:: ITEMS

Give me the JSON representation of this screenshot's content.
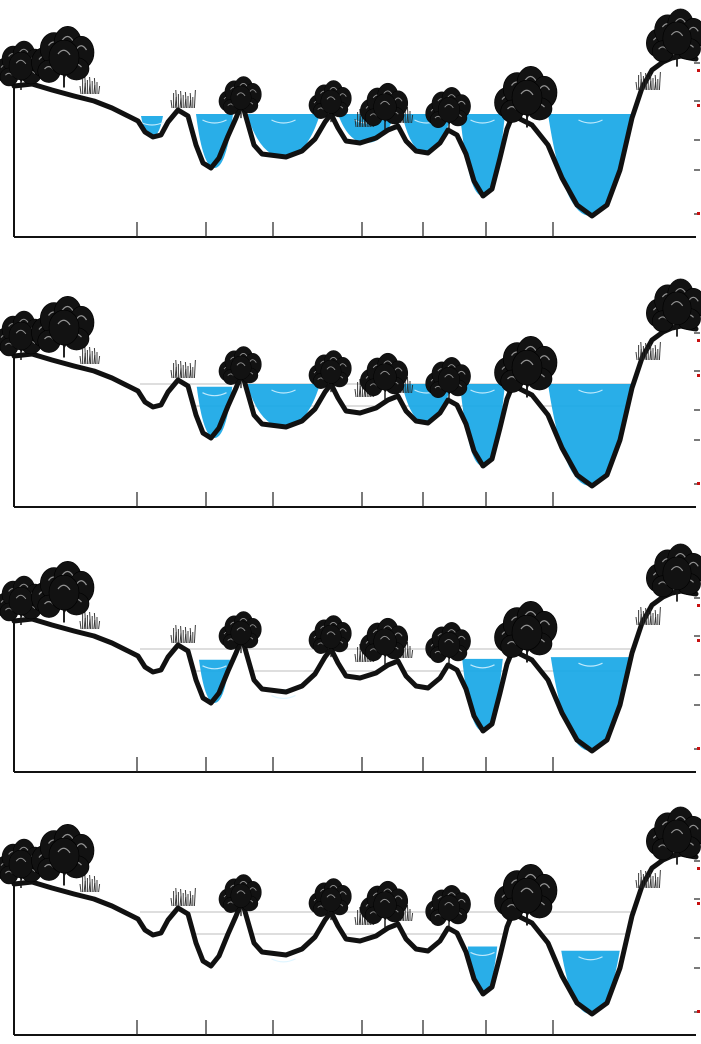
{
  "figure": {
    "panels": [
      {
        "name": "panel-1",
        "pool_fill": [
          1,
          1,
          1,
          1,
          1,
          1,
          1
        ]
      },
      {
        "name": "panel-2",
        "pool_fill": [
          0,
          0.95,
          1,
          0,
          1,
          1,
          1
        ]
      },
      {
        "name": "panel-3",
        "pool_fill": [
          0,
          0.8,
          0.06,
          0,
          0,
          0.88,
          0.92
        ]
      },
      {
        "name": "panel-4",
        "pool_fill": [
          0,
          0,
          0.05,
          0,
          0,
          0.58,
          0.62
        ]
      }
    ],
    "colors": {
      "water": "#17a7e6",
      "terrain": "#111111",
      "tree": "#121212",
      "marker": "#c81010",
      "guide": "#c9c9c9"
    },
    "icons": {
      "tree": "tree-icon",
      "shrub": "shrub-icon"
    }
  }
}
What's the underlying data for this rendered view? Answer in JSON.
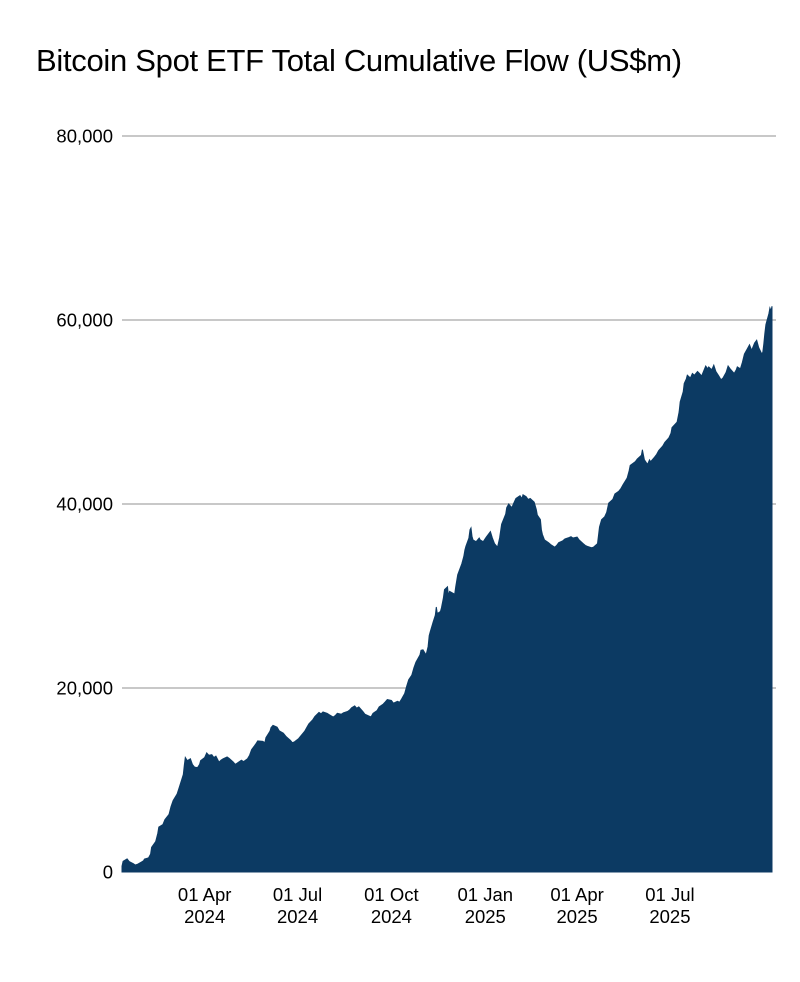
{
  "chart_data": {
    "type": "area",
    "title": "Bitcoin Spot ETF Total Cumulative Flow (US$m)",
    "xlabel": "",
    "ylabel": "",
    "ylim": [
      0,
      80000
    ],
    "x_domain": [
      "2024-01-09",
      "2025-10-10"
    ],
    "grid": "horizontal-only",
    "legend": "none",
    "colors": {
      "fill": "#0C3A63",
      "gridline": "#C8C8C8",
      "text": "#000000",
      "background": "#FFFFFF"
    },
    "y_ticks": [
      {
        "value": 80000,
        "label": "80,000"
      },
      {
        "value": 60000,
        "label": "60,000"
      },
      {
        "value": 40000,
        "label": "40,000"
      },
      {
        "value": 20000,
        "label": "20,000"
      },
      {
        "value": 0,
        "label": "0"
      }
    ],
    "x_ticks": [
      {
        "date": "2024-04-01",
        "line1": "01 Apr",
        "line2": "2024"
      },
      {
        "date": "2024-07-01",
        "line1": "01 Jul",
        "line2": "2024"
      },
      {
        "date": "2024-10-01",
        "line1": "01 Oct",
        "line2": "2024"
      },
      {
        "date": "2025-01-01",
        "line1": "01 Jan",
        "line2": "2025"
      },
      {
        "date": "2025-04-01",
        "line1": "01 Apr",
        "line2": "2025"
      },
      {
        "date": "2025-07-01",
        "line1": "01 Jul",
        "line2": "2025"
      }
    ],
    "series": [
      {
        "name": "Total cumulative flow (US$m)",
        "points": [
          [
            "2024-01-11",
            630
          ],
          [
            "2024-01-12",
            1160
          ],
          [
            "2024-01-16",
            1420
          ],
          [
            "2024-01-18",
            1130
          ],
          [
            "2024-01-22",
            900
          ],
          [
            "2024-01-24",
            760
          ],
          [
            "2024-01-26",
            830
          ],
          [
            "2024-01-30",
            1080
          ],
          [
            "2024-02-01",
            1220
          ],
          [
            "2024-02-02",
            1400
          ],
          [
            "2024-02-06",
            1540
          ],
          [
            "2024-02-08",
            1950
          ],
          [
            "2024-02-09",
            2680
          ],
          [
            "2024-02-13",
            3320
          ],
          [
            "2024-02-15",
            4220
          ],
          [
            "2024-02-16",
            4890
          ],
          [
            "2024-02-20",
            5150
          ],
          [
            "2024-02-22",
            5700
          ],
          [
            "2024-02-26",
            6250
          ],
          [
            "2024-02-28",
            7110
          ],
          [
            "2024-03-01",
            7760
          ],
          [
            "2024-03-05",
            8480
          ],
          [
            "2024-03-07",
            9190
          ],
          [
            "2024-03-11",
            10600
          ],
          [
            "2024-03-12",
            11600
          ],
          [
            "2024-03-13",
            12450
          ],
          [
            "2024-03-15",
            12100
          ],
          [
            "2024-03-18",
            12300
          ],
          [
            "2024-03-20",
            11700
          ],
          [
            "2024-03-22",
            11400
          ],
          [
            "2024-03-25",
            11350
          ],
          [
            "2024-03-27",
            11700
          ],
          [
            "2024-03-28",
            12100
          ],
          [
            "2024-04-01",
            12450
          ],
          [
            "2024-04-03",
            12950
          ],
          [
            "2024-04-05",
            12700
          ],
          [
            "2024-04-08",
            12750
          ],
          [
            "2024-04-10",
            12450
          ],
          [
            "2024-04-12",
            12600
          ],
          [
            "2024-04-15",
            11950
          ],
          [
            "2024-04-17",
            12150
          ],
          [
            "2024-04-19",
            12300
          ],
          [
            "2024-04-23",
            12500
          ],
          [
            "2024-04-25",
            12350
          ],
          [
            "2024-04-29",
            11950
          ],
          [
            "2024-05-01",
            11700
          ],
          [
            "2024-05-03",
            11850
          ],
          [
            "2024-05-07",
            12150
          ],
          [
            "2024-05-09",
            12000
          ],
          [
            "2024-05-13",
            12300
          ],
          [
            "2024-05-15",
            12700
          ],
          [
            "2024-05-17",
            13300
          ],
          [
            "2024-05-21",
            13900
          ],
          [
            "2024-05-23",
            14250
          ],
          [
            "2024-05-28",
            14200
          ],
          [
            "2024-05-30",
            14050
          ],
          [
            "2024-05-31",
            14600
          ],
          [
            "2024-06-04",
            15300
          ],
          [
            "2024-06-05",
            15700
          ],
          [
            "2024-06-07",
            15950
          ],
          [
            "2024-06-11",
            15750
          ],
          [
            "2024-06-13",
            15350
          ],
          [
            "2024-06-17",
            15100
          ],
          [
            "2024-06-20",
            14700
          ],
          [
            "2024-06-24",
            14300
          ],
          [
            "2024-06-26",
            14050
          ],
          [
            "2024-06-28",
            14150
          ],
          [
            "2024-07-02",
            14500
          ],
          [
            "2024-07-05",
            14900
          ],
          [
            "2024-07-08",
            15300
          ],
          [
            "2024-07-10",
            15700
          ],
          [
            "2024-07-12",
            16100
          ],
          [
            "2024-07-16",
            16550
          ],
          [
            "2024-07-18",
            16900
          ],
          [
            "2024-07-22",
            17350
          ],
          [
            "2024-07-24",
            17200
          ],
          [
            "2024-07-26",
            17400
          ],
          [
            "2024-07-30",
            17250
          ],
          [
            "2024-08-01",
            17100
          ],
          [
            "2024-08-05",
            16850
          ],
          [
            "2024-08-07",
            17000
          ],
          [
            "2024-08-09",
            17250
          ],
          [
            "2024-08-13",
            17150
          ],
          [
            "2024-08-15",
            17300
          ],
          [
            "2024-08-19",
            17450
          ],
          [
            "2024-08-21",
            17600
          ],
          [
            "2024-08-23",
            17850
          ],
          [
            "2024-08-26",
            18050
          ],
          [
            "2024-08-28",
            17800
          ],
          [
            "2024-08-30",
            17950
          ],
          [
            "2024-09-03",
            17450
          ],
          [
            "2024-09-05",
            17150
          ],
          [
            "2024-09-09",
            16950
          ],
          [
            "2024-09-11",
            16850
          ],
          [
            "2024-09-13",
            17250
          ],
          [
            "2024-09-17",
            17550
          ],
          [
            "2024-09-19",
            17950
          ],
          [
            "2024-09-23",
            18250
          ],
          [
            "2024-09-25",
            18500
          ],
          [
            "2024-09-27",
            18750
          ],
          [
            "2024-10-01",
            18650
          ],
          [
            "2024-10-03",
            18350
          ],
          [
            "2024-10-07",
            18550
          ],
          [
            "2024-10-09",
            18450
          ],
          [
            "2024-10-11",
            18800
          ],
          [
            "2024-10-14",
            19400
          ],
          [
            "2024-10-16",
            20200
          ],
          [
            "2024-10-18",
            20900
          ],
          [
            "2024-10-21",
            21400
          ],
          [
            "2024-10-23",
            22200
          ],
          [
            "2024-10-25",
            22800
          ],
          [
            "2024-10-29",
            23600
          ],
          [
            "2024-10-30",
            24100
          ],
          [
            "2024-11-01",
            24150
          ],
          [
            "2024-11-04",
            23600
          ],
          [
            "2024-11-06",
            24500
          ],
          [
            "2024-11-07",
            25700
          ],
          [
            "2024-11-08",
            26100
          ],
          [
            "2024-11-11",
            27200
          ],
          [
            "2024-11-13",
            27900
          ],
          [
            "2024-11-14",
            28800
          ],
          [
            "2024-11-15",
            28100
          ],
          [
            "2024-11-18",
            28300
          ],
          [
            "2024-11-19",
            28700
          ],
          [
            "2024-11-21",
            29800
          ],
          [
            "2024-11-22",
            30700
          ],
          [
            "2024-11-25",
            31000
          ],
          [
            "2024-11-26",
            30000
          ],
          [
            "2024-11-27",
            30500
          ],
          [
            "2024-12-02",
            30200
          ],
          [
            "2024-12-03",
            31000
          ],
          [
            "2024-12-05",
            32300
          ],
          [
            "2024-12-09",
            33500
          ],
          [
            "2024-12-11",
            34300
          ],
          [
            "2024-12-12",
            35000
          ],
          [
            "2024-12-13",
            35400
          ],
          [
            "2024-12-16",
            36300
          ],
          [
            "2024-12-17",
            37200
          ],
          [
            "2024-12-18",
            37400
          ],
          [
            "2024-12-19",
            36500
          ],
          [
            "2024-12-20",
            36100
          ],
          [
            "2024-12-23",
            35900
          ],
          [
            "2024-12-26",
            36300
          ],
          [
            "2024-12-27",
            36100
          ],
          [
            "2024-12-30",
            35900
          ],
          [
            "2025-01-02",
            36400
          ],
          [
            "2025-01-06",
            37000
          ],
          [
            "2025-01-08",
            36300
          ],
          [
            "2025-01-10",
            35700
          ],
          [
            "2025-01-13",
            35300
          ],
          [
            "2025-01-15",
            36300
          ],
          [
            "2025-01-17",
            37800
          ],
          [
            "2025-01-21",
            38900
          ],
          [
            "2025-01-22",
            39600
          ],
          [
            "2025-01-24",
            40000
          ],
          [
            "2025-01-27",
            39600
          ],
          [
            "2025-01-29",
            40100
          ],
          [
            "2025-01-31",
            40600
          ],
          [
            "2025-02-04",
            40900
          ],
          [
            "2025-02-06",
            40600
          ],
          [
            "2025-02-07",
            41000
          ],
          [
            "2025-02-10",
            40800
          ],
          [
            "2025-02-12",
            40500
          ],
          [
            "2025-02-14",
            40600
          ],
          [
            "2025-02-18",
            40200
          ],
          [
            "2025-02-20",
            39400
          ],
          [
            "2025-02-21",
            38800
          ],
          [
            "2025-02-24",
            38300
          ],
          [
            "2025-02-25",
            37200
          ],
          [
            "2025-02-26",
            36700
          ],
          [
            "2025-02-28",
            36100
          ],
          [
            "2025-03-04",
            35800
          ],
          [
            "2025-03-06",
            35600
          ],
          [
            "2025-03-10",
            35300
          ],
          [
            "2025-03-12",
            35500
          ],
          [
            "2025-03-14",
            35800
          ],
          [
            "2025-03-18",
            36000
          ],
          [
            "2025-03-20",
            36200
          ],
          [
            "2025-03-24",
            36350
          ],
          [
            "2025-03-26",
            36450
          ],
          [
            "2025-03-28",
            36300
          ],
          [
            "2025-04-01",
            36400
          ],
          [
            "2025-04-03",
            36100
          ],
          [
            "2025-04-07",
            35700
          ],
          [
            "2025-04-09",
            35500
          ],
          [
            "2025-04-11",
            35400
          ],
          [
            "2025-04-15",
            35250
          ],
          [
            "2025-04-17",
            35300
          ],
          [
            "2025-04-21",
            35700
          ],
          [
            "2025-04-22",
            36600
          ],
          [
            "2025-04-23",
            37500
          ],
          [
            "2025-04-25",
            38300
          ],
          [
            "2025-04-28",
            38600
          ],
          [
            "2025-04-30",
            39100
          ],
          [
            "2025-05-02",
            40100
          ],
          [
            "2025-05-06",
            40500
          ],
          [
            "2025-05-08",
            41100
          ],
          [
            "2025-05-12",
            41400
          ],
          [
            "2025-05-14",
            41700
          ],
          [
            "2025-05-16",
            42100
          ],
          [
            "2025-05-20",
            42800
          ],
          [
            "2025-05-22",
            43600
          ],
          [
            "2025-05-23",
            44200
          ],
          [
            "2025-05-28",
            44600
          ],
          [
            "2025-05-30",
            44900
          ],
          [
            "2025-06-03",
            45300
          ],
          [
            "2025-06-04",
            45900
          ],
          [
            "2025-06-06",
            44800
          ],
          [
            "2025-06-09",
            44300
          ],
          [
            "2025-06-11",
            44800
          ],
          [
            "2025-06-12",
            44600
          ],
          [
            "2025-06-16",
            45100
          ],
          [
            "2025-06-18",
            45400
          ],
          [
            "2025-06-20",
            45800
          ],
          [
            "2025-06-24",
            46300
          ],
          [
            "2025-06-26",
            46700
          ],
          [
            "2025-06-30",
            47200
          ],
          [
            "2025-07-02",
            47700
          ],
          [
            "2025-07-03",
            48300
          ],
          [
            "2025-07-08",
            48900
          ],
          [
            "2025-07-10",
            50000
          ],
          [
            "2025-07-11",
            51100
          ],
          [
            "2025-07-14",
            52200
          ],
          [
            "2025-07-15",
            53100
          ],
          [
            "2025-07-17",
            53600
          ],
          [
            "2025-07-18",
            54000
          ],
          [
            "2025-07-21",
            53700
          ],
          [
            "2025-07-23",
            54200
          ],
          [
            "2025-07-25",
            54000
          ],
          [
            "2025-07-28",
            54400
          ],
          [
            "2025-07-30",
            54200
          ],
          [
            "2025-08-01",
            53900
          ],
          [
            "2025-08-05",
            55000
          ],
          [
            "2025-08-07",
            54700
          ],
          [
            "2025-08-08",
            54900
          ],
          [
            "2025-08-11",
            54600
          ],
          [
            "2025-08-13",
            55100
          ],
          [
            "2025-08-15",
            54400
          ],
          [
            "2025-08-18",
            53900
          ],
          [
            "2025-08-20",
            53500
          ],
          [
            "2025-08-22",
            53700
          ],
          [
            "2025-08-25",
            54300
          ],
          [
            "2025-08-27",
            55000
          ],
          [
            "2025-08-29",
            54700
          ],
          [
            "2025-09-02",
            54200
          ],
          [
            "2025-09-04",
            54600
          ],
          [
            "2025-09-05",
            54900
          ],
          [
            "2025-09-08",
            54700
          ],
          [
            "2025-09-10",
            55400
          ],
          [
            "2025-09-12",
            56300
          ],
          [
            "2025-09-15",
            56900
          ],
          [
            "2025-09-17",
            57300
          ],
          [
            "2025-09-18",
            57000
          ],
          [
            "2025-09-19",
            56700
          ],
          [
            "2025-09-22",
            57500
          ],
          [
            "2025-09-24",
            57800
          ],
          [
            "2025-09-26",
            57000
          ],
          [
            "2025-09-29",
            56300
          ],
          [
            "2025-09-30",
            56500
          ],
          [
            "2025-10-01",
            57400
          ],
          [
            "2025-10-02",
            58500
          ],
          [
            "2025-10-03",
            59500
          ],
          [
            "2025-10-06",
            60700
          ],
          [
            "2025-10-07",
            61300
          ],
          [
            "2025-10-08",
            61000
          ],
          [
            "2025-10-09",
            61500
          ]
        ]
      }
    ]
  }
}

::::

(WORK TO BE COMPLETED) Pull out all lines containing the word "JSON" from the entries above.

(EXERCISE ANSWER)
Give me the JSON representation of this screenshot's content.
What's the underlying data for this rendered view? Answer in JSON.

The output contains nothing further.